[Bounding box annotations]
⟨
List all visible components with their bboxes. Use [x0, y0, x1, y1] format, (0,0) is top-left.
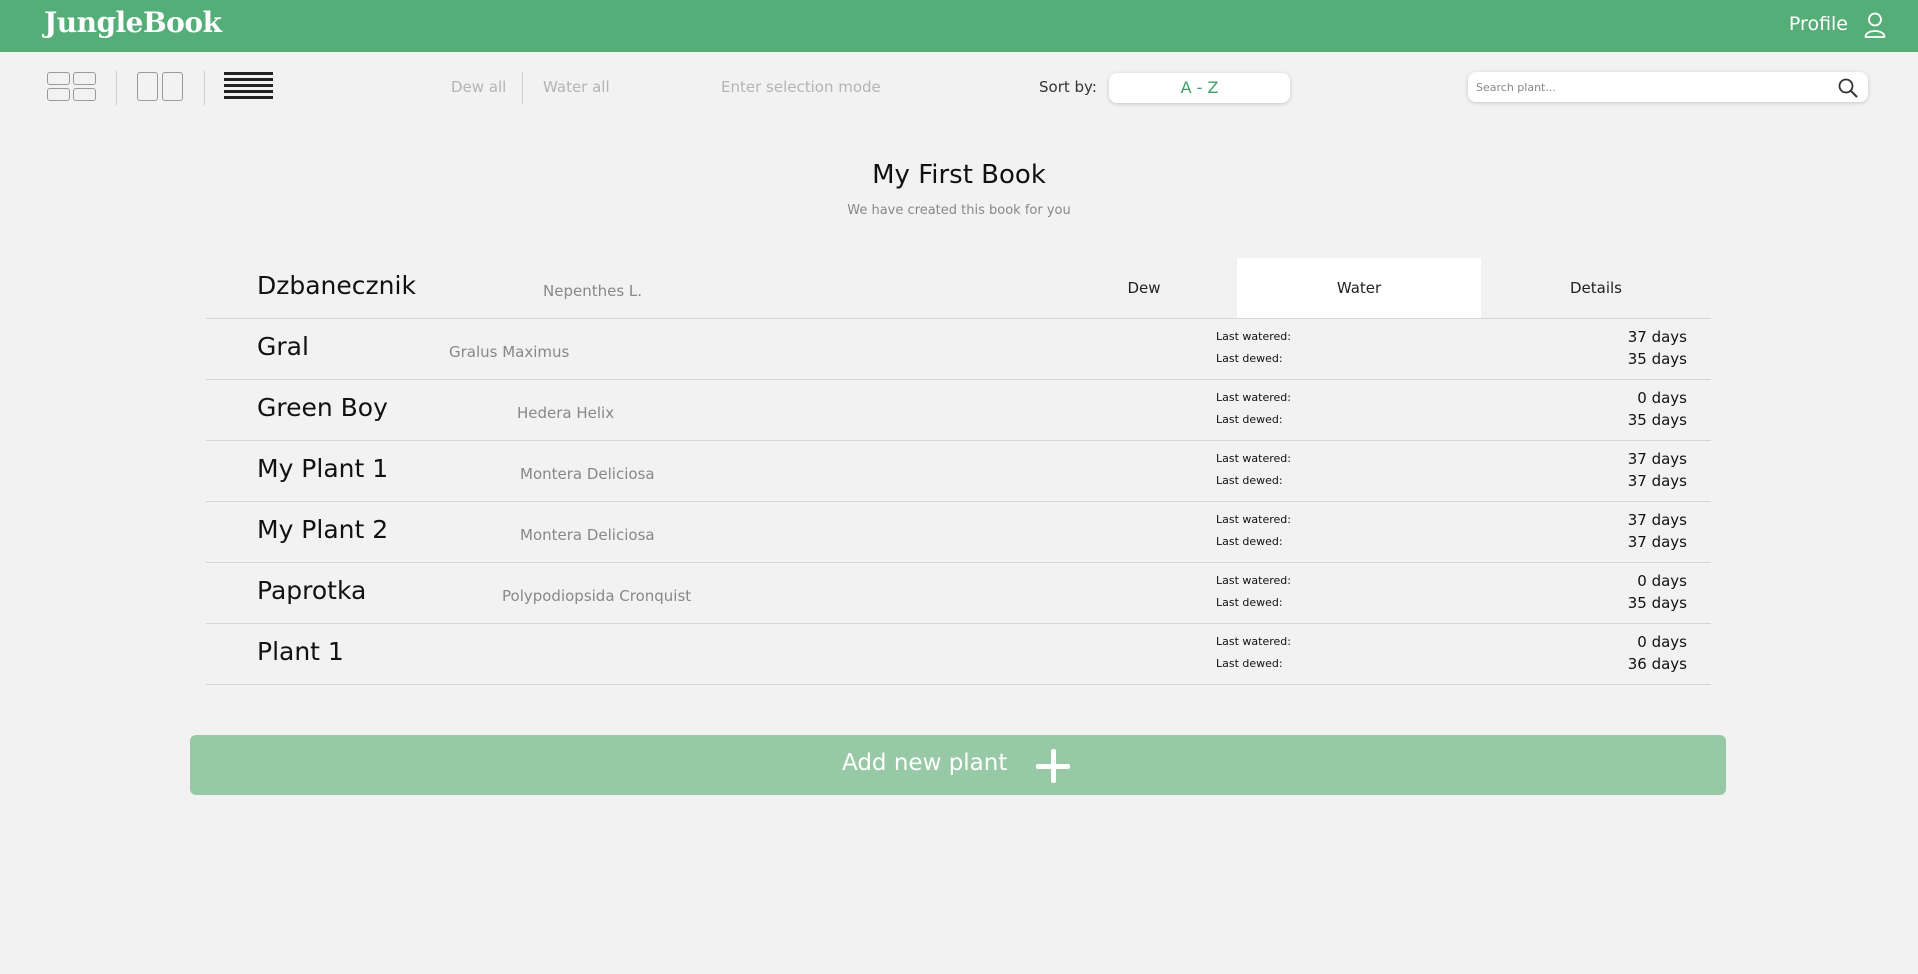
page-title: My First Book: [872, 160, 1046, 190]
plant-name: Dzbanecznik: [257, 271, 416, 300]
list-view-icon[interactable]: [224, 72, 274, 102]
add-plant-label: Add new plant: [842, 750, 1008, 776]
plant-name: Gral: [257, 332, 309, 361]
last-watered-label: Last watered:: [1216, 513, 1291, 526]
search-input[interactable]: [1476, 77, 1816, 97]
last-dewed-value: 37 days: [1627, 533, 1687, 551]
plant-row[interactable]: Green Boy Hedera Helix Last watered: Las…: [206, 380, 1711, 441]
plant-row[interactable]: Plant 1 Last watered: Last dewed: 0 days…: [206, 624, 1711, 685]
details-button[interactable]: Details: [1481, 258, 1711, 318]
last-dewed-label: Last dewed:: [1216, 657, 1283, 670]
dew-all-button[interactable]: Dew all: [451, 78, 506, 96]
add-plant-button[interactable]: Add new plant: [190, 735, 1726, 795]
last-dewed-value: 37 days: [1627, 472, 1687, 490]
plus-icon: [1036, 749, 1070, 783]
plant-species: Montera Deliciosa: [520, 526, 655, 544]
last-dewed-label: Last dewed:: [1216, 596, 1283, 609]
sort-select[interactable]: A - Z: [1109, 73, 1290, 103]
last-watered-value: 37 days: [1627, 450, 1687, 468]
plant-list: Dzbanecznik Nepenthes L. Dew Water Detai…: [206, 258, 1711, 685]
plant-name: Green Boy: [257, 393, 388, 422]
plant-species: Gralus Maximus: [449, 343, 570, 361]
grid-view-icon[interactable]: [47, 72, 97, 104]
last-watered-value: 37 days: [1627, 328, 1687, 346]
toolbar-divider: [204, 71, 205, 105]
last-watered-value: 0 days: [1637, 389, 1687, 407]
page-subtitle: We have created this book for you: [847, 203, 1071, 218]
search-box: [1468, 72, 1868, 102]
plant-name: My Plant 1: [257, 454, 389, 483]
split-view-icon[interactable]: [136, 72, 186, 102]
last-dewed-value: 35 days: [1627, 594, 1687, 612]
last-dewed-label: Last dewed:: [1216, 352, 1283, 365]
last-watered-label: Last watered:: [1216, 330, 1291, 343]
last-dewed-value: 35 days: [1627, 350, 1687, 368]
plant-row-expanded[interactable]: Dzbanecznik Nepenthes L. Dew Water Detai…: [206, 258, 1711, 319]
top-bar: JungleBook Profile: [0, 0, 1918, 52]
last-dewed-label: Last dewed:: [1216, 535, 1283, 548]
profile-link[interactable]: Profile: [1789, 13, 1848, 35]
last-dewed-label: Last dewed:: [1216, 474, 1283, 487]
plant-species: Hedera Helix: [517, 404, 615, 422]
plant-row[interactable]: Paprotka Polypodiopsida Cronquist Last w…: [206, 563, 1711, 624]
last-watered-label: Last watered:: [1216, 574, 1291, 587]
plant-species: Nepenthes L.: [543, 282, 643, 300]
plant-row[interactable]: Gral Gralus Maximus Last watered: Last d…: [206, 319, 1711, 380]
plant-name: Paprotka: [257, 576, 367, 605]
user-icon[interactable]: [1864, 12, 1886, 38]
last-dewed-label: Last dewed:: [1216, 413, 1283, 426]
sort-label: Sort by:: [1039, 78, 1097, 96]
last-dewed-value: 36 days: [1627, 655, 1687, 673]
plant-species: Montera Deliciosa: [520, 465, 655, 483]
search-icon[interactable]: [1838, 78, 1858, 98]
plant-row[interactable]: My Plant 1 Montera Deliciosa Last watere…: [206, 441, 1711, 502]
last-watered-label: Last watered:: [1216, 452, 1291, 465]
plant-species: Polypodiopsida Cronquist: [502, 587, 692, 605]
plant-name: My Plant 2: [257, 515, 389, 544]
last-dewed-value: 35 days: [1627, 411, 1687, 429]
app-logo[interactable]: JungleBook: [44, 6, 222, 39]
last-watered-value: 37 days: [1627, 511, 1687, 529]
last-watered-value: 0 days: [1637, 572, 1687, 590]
⟩
Written instruction
Reproduce every line of the listing above word for word, leaving out the picture.

Task answer
List all visible components with their bboxes. Use [x0, y0, x1, y1] format, (0,0) is top-left.
page-title: My First Book: [872, 160, 1046, 190]
plant-name: Dzbanecznik: [257, 271, 416, 300]
list-view-icon[interactable]: [224, 72, 274, 102]
add-plant-label: Add new plant: [842, 750, 1008, 776]
plant-name: Gral: [257, 332, 309, 361]
last-watered-label: Last watered:: [1216, 513, 1291, 526]
search-input[interactable]: [1476, 77, 1816, 97]
last-dewed-value: 37 days: [1627, 533, 1687, 551]
plant-row[interactable]: Green Boy Hedera Helix Last watered: Las…: [206, 380, 1711, 441]
plant-row[interactable]: Plant 1 Last watered: Last dewed: 0 days…: [206, 624, 1711, 685]
details-button[interactable]: Details: [1481, 258, 1711, 318]
last-dewed-label: Last dewed:: [1216, 657, 1283, 670]
dew-all-button[interactable]: Dew all: [451, 78, 506, 96]
add-plant-button[interactable]: Add new plant: [190, 735, 1726, 795]
last-dewed-value: 37 days: [1627, 472, 1687, 490]
plus-icon: [1036, 749, 1070, 783]
plant-species: Montera Deliciosa: [520, 526, 655, 544]
last-dewed-label: Last dewed:: [1216, 596, 1283, 609]
sort-select[interactable]: A - Z: [1109, 73, 1290, 103]
last-watered-value: 37 days: [1627, 450, 1687, 468]
plant-list: Dzbanecznik Nepenthes L. Dew Water Detai…: [206, 258, 1711, 685]
plant-name: Green Boy: [257, 393, 388, 422]
plant-species: Gralus Maximus: [449, 343, 570, 361]
grid-view-icon[interactable]: [47, 72, 97, 104]
last-watered-value: 37 days: [1627, 328, 1687, 346]
toolbar-divider: [204, 71, 205, 105]
last-watered-value: 0 days: [1637, 389, 1687, 407]
page-subtitle: We have created this book for you: [847, 203, 1071, 218]
search-box: [1468, 72, 1868, 102]
plant-name: My Plant 1: [257, 454, 389, 483]
split-view-icon[interactable]: [136, 72, 186, 102]
last-dewed-value: 35 days: [1627, 594, 1687, 612]
last-dewed-label: Last dewed:: [1216, 352, 1283, 365]
last-watered-label: Last watered:: [1216, 330, 1291, 343]
last-dewed-value: 35 days: [1627, 350, 1687, 368]
plant-row-expanded[interactable]: Dzbanecznik Nepenthes L. Dew Water Detai…: [206, 258, 1711, 319]
top-bar: JungleBook Profile: [0, 0, 1918, 52]
last-dewed-label: Last dewed:: [1216, 535, 1283, 548]
profile-link[interactable]: Profile: [1789, 13, 1848, 35]
last-dewed-label: Last dewed:: [1216, 474, 1283, 487]
plant-species: Hedera Helix: [517, 404, 615, 422]
plant-row[interactable]: Paprotka Polypodiopsida Cronquist Last w…: [206, 563, 1711, 624]
last-watered-label: Last watered:: [1216, 574, 1291, 587]
plant-species: Nepenthes L.: [543, 282, 643, 300]
plant-row[interactable]: Gral Gralus Maximus Last watered: Last d…: [206, 319, 1711, 380]
plant-name: Paprotka: [257, 576, 367, 605]
user-icon[interactable]: [1864, 12, 1886, 38]
last-dewed-label: Last dewed:: [1216, 413, 1283, 426]
sort-label: Sort by:: [1039, 78, 1097, 96]
last-dewed-value: 36 days: [1627, 655, 1687, 673]
plant-species: Montera Deliciosa: [520, 465, 655, 483]
search-icon[interactable]: [1838, 78, 1858, 98]
plant-row[interactable]: My Plant 1 Montera Deliciosa Last watere…: [206, 441, 1711, 502]
last-watered-label: Last watered:: [1216, 452, 1291, 465]
plant-species: Polypodiopsida Cronquist: [502, 587, 692, 605]
plant-name: My Plant 2: [257, 515, 389, 544]
last-dewed-value: 35 days: [1627, 411, 1687, 429]
app-logo[interactable]: JungleBook: [44, 6, 222, 39]
last-watered-value: 37 days: [1627, 511, 1687, 529]
last-watered-value: 0 days: [1637, 572, 1687, 590]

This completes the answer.